**Directions**
Retype the material word for word.

[Raw records]
--- begin ---
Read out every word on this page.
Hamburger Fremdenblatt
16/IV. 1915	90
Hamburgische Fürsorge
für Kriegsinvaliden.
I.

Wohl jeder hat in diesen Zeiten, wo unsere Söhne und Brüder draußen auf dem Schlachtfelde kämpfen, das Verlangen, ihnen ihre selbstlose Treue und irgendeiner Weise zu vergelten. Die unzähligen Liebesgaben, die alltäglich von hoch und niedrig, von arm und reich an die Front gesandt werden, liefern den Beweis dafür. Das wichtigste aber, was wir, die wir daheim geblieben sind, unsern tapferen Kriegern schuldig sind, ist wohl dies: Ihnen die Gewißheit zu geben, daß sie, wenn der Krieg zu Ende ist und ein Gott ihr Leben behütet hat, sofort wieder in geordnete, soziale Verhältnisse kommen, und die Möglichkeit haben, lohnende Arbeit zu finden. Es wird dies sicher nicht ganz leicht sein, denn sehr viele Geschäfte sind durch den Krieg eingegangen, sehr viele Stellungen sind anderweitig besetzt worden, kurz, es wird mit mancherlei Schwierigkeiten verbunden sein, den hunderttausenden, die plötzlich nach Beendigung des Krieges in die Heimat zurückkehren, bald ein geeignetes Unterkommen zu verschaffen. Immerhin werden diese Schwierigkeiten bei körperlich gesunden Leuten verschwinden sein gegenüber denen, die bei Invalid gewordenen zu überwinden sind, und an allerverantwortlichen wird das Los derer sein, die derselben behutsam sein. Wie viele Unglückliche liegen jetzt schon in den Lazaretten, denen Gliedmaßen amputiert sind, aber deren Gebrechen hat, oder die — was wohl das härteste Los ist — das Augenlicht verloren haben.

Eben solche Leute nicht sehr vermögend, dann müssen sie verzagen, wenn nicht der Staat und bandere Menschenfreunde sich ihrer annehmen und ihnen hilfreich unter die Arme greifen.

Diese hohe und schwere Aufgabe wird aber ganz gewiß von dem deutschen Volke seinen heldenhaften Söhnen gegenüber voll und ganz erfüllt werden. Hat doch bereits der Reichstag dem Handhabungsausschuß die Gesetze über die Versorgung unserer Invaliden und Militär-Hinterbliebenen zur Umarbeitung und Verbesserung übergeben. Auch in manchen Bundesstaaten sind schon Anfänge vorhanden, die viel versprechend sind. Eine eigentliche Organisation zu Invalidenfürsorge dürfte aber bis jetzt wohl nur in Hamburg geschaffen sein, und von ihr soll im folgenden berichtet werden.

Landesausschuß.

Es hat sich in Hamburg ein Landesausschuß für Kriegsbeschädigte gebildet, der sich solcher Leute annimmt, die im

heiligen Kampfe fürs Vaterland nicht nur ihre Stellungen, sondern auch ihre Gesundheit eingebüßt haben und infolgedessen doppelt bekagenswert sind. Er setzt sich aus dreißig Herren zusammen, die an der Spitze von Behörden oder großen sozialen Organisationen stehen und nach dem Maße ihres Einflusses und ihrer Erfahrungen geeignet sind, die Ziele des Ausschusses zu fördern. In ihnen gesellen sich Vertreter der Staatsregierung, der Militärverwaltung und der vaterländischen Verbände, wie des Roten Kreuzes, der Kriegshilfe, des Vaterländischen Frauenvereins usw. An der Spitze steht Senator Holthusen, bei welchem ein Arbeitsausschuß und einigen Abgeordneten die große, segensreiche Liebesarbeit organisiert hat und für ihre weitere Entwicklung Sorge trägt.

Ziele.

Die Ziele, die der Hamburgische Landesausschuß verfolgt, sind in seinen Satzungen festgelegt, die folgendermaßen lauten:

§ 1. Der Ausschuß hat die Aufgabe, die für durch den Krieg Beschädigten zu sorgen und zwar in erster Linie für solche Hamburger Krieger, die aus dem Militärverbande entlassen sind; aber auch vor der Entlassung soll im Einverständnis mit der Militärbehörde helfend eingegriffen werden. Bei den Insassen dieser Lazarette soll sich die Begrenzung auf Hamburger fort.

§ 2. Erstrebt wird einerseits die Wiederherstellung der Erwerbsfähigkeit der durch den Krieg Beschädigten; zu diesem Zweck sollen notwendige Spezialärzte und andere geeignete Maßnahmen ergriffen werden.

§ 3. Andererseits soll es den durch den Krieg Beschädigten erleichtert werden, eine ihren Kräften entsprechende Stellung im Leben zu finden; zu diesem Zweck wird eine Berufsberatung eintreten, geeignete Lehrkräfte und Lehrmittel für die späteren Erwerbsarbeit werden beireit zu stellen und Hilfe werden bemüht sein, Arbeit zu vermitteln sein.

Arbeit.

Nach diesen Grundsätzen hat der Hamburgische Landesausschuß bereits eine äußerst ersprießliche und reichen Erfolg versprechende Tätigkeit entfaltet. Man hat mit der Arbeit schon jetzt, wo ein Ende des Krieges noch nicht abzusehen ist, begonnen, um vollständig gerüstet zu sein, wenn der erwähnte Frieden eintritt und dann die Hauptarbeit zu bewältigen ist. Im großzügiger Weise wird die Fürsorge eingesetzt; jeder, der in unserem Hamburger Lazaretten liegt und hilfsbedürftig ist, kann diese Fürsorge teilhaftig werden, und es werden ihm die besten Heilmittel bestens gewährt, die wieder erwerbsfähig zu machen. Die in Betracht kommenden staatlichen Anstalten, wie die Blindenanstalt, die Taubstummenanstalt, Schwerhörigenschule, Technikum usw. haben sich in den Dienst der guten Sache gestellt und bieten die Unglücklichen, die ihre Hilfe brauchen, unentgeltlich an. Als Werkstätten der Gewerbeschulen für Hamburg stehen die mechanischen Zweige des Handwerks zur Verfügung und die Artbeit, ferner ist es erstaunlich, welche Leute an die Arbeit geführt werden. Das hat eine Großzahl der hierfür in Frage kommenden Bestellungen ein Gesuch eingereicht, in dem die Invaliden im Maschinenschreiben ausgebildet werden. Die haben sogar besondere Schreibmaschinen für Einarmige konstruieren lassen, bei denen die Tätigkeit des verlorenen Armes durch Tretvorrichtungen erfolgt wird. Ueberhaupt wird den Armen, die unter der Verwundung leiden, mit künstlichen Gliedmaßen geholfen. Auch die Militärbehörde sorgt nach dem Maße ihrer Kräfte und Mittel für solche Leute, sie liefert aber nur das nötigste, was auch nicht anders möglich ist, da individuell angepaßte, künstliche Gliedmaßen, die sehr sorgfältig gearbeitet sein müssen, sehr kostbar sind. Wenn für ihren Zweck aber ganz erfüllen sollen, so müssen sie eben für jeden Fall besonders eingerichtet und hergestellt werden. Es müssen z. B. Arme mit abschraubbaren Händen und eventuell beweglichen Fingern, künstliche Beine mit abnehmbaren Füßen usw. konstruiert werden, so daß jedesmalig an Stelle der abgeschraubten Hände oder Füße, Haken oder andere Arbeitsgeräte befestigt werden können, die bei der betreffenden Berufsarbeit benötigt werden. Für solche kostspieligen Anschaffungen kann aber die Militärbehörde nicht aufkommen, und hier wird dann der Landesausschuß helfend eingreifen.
--- end ---
**Response to the exercise**
Read out every word on this page.
Hamburger Fremdenblatt
16/IV. 1915	90
Hamburgische Fürsorge
für Kriegsinvaliden.
I.

Wohl jeder hat in diesen Zeiten, wo unsere Söhne und Brüder draußen auf dem Schlachtfelde kämpfen, das Verlangen, ihnen ihre selbstlose Treue und irgendeiner Weise zu vergelten. Die unzähligen Liebesgaben, die alltäglich von hoch und niedrig, von arm und reich an die Front gesandt werden, liefern den Beweis dafür. Das wichtigste aber, was wir, die wir daheim geblieben sind, unsern tapferen Kriegern schuldig sind, ist wohl dies: Ihnen die Gewißheit zu geben, daß sie, wenn der Krieg zu Ende ist und ein Gott ihr Leben behütet hat, sofort wieder in geordnete, soziale Verhältnisse kommen, und die Möglichkeit haben, lohnende Arbeit zu finden. Es wird dies sicher nicht ganz leicht sein, denn sehr viele Geschäfte sind durch den Krieg eingegangen, sehr viele Stellungen sind anderweitig besetzt worden, kurz, es wird mit mancherlei Schwierigkeiten verbunden sein, den hunderttausenden, die plötzlich nach Beendigung des Krieges in die Heimat zurückkehren, bald ein geeignetes Unterkommen zu verschaffen. Immerhin werden diese Schwierigkeiten bei körperlich gesunden Leuten verschwinden sein gegenüber denen, die bei Invalid gewordenen zu überwinden sind, und an allerverantwortlichen wird das Los derer sein, die derselben behutsam sein. Wie viele Unglückliche liegen jetzt schon in den Lazaretten, denen Gliedmaßen amputiert sind, aber deren Gebrechen hat, oder die — was wohl das härteste Los ist — das Augenlicht verloren haben.

Eben solche Leute nicht sehr vermögend, dann müssen sie verzagen, wenn nicht der Staat und bandere Menschenfreunde sich ihrer annehmen und ihnen hilfreich unter die Arme greifen.

Diese hohe und schwere Aufgabe wird aber ganz gewiß von dem deutschen Volke seinen heldenhaften Söhnen gegenüber voll und ganz erfüllt werden. Hat doch bereits der Reichstag dem Handhabungsausschuß die Gesetze über die Versorgung unserer Invaliden und Militär-Hinterbliebenen zur Umarbeitung und Verbesserung übergeben. Auch in manchen Bundesstaaten sind schon Anfänge vorhanden, die viel versprechend sind. Eine eigentliche Organisation zu Invalidenfürsorge dürfte aber bis jetzt wohl nur in Hamburg geschaffen sein, und von ihr soll im folgenden berichtet werden.

Landesausschuß.

Es hat sich in Hamburg ein Landesausschuß für Kriegsbeschädigte gebildet, der sich solcher Leute annimmt, die im

heiligen Kampfe fürs Vaterland nicht nur ihre Stellungen, sondern auch ihre Gesundheit eingebüßt haben und infolgedessen doppelt bekagenswert sind. Er setzt sich aus dreißig Herren zusammen, die an der Spitze von Behörden oder großen sozialen Organisationen stehen und nach dem Maße ihres Einflusses und ihrer Erfahrungen geeignet sind, die Ziele des Ausschusses zu fördern. In ihnen gesellen sich Vertreter der Staatsregierung, der Militärverwaltung und der vaterländischen Verbände, wie des Roten Kreuzes, der Kriegshilfe, des Vaterländischen Frauenvereins usw. An der Spitze steht Senator Holthusen, bei welchem ein Arbeitsausschuß und einigen Abgeordneten die große, segensreiche Liebesarbeit organisiert hat und für ihre weitere Entwicklung Sorge trägt.

Ziele.

Die Ziele, die der Hamburgische Landesausschuß verfolgt, sind in seinen Satzungen festgelegt, die folgendermaßen lauten:

§ 1. Der Ausschuß hat die Aufgabe, die für durch den Krieg Beschädigten zu sorgen und zwar in erster Linie für solche Hamburger Krieger, die aus dem Militärverbande entlassen sind; aber auch vor der Entlassung soll im Einverständnis mit der Militärbehörde helfend eingegriffen werden. Bei den Insassen dieser Lazarette soll sich die Begrenzung auf Hamburger fort.

§ 2. Erstrebt wird einerseits die Wiederherstellung der Erwerbsfähigkeit der durch den Krieg Beschädigten; zu diesem Zweck sollen notwendige Spezialärzte und andere geeignete Maßnahmen ergriffen werden.

§ 3. Andererseits soll es den durch den Krieg Beschädigten erleichtert werden, eine ihren Kräften entsprechende Stellung im Leben zu finden; zu diesem Zweck wird eine Berufsberatung eintreten, geeignete Lehrkräfte und Lehrmittel für die späteren Erwerbsarbeit werden beireit zu stellen und Hilfe werden bemüht sein, Arbeit zu vermitteln sein.

Arbeit.

Nach diesen Grundsätzen hat der Hamburgische Landesausschuß bereits eine äußerst ersprießliche und reichen Erfolg versprechende Tätigkeit entfaltet. Man hat mit der Arbeit schon jetzt, wo ein Ende des Krieges noch nicht abzusehen ist, begonnen, um vollständig gerüstet zu sein, wenn der erwähnte Frieden eintritt und dann die Hauptarbeit zu bewältigen ist. Im großzügiger Weise wird die Fürsorge eingesetzt; jeder, der in unserem Hamburger Lazaretten liegt und hilfsbedürftig ist, kann diese Fürsorge teilhaftig werden, und es werden ihm die besten Heilmittel bestens gewährt, die wieder erwerbsfähig zu machen. Die in Betracht kommenden staatlichen Anstalten, wie die Blindenanstalt, die Taubstummenanstalt, Schwerhörigenschule, Technikum usw. haben sich in den Dienst der guten Sache gestellt und bieten die Unglücklichen, die ihre Hilfe brauchen, unentgeltlich an. Als Werkstätten der Gewerbeschulen für Hamburg stehen die mechanischen Zweige des Handwerks zur Verfügung und die Artbeit, ferner ist es erstaunlich, welche Leute an die Arbeit geführt werden. Das hat eine Großzahl der hierfür in Frage kommenden Bestellungen ein Gesuch eingereicht, in dem die Invaliden im Maschinenschreiben ausgebildet werden. Die haben sogar besondere Schreibmaschinen für Einarmige konstruieren lassen, bei denen die Tätigkeit des verlorenen Armes durch Tretvorrichtungen erfolgt wird. Ueberhaupt wird den Armen, die unter der Verwundung leiden, mit künstlichen Gliedmaßen geholfen. Auch die Militärbehörde sorgt nach dem Maße ihrer Kräfte und Mittel für solche Leute, sie liefert aber nur das nötigste, was auch nicht anders möglich ist, da individuell angepaßte, künstliche Gliedmaßen, die sehr sorgfältig gearbeitet sein müssen, sehr kostbar sind. Wenn für ihren Zweck aber ganz erfüllen sollen, so müssen sie eben für jeden Fall besonders eingerichtet und hergestellt werden. Es müssen z. B. Arme mit abschraubbaren Händen und eventuell beweglichen Fingern, künstliche Beine mit abnehmbaren Füßen usw. konstruiert werden, so daß jedesmalig an Stelle der abgeschraubten Hände oder Füße, Haken oder andere Arbeitsgeräte befestigt werden können, die bei der betreffenden Berufsarbeit benötigt werden. Für solche kostspieligen Anschaffungen kann aber die Militärbehörde nicht aufkommen, und hier wird dann der Landesausschuß helfend eingreifen.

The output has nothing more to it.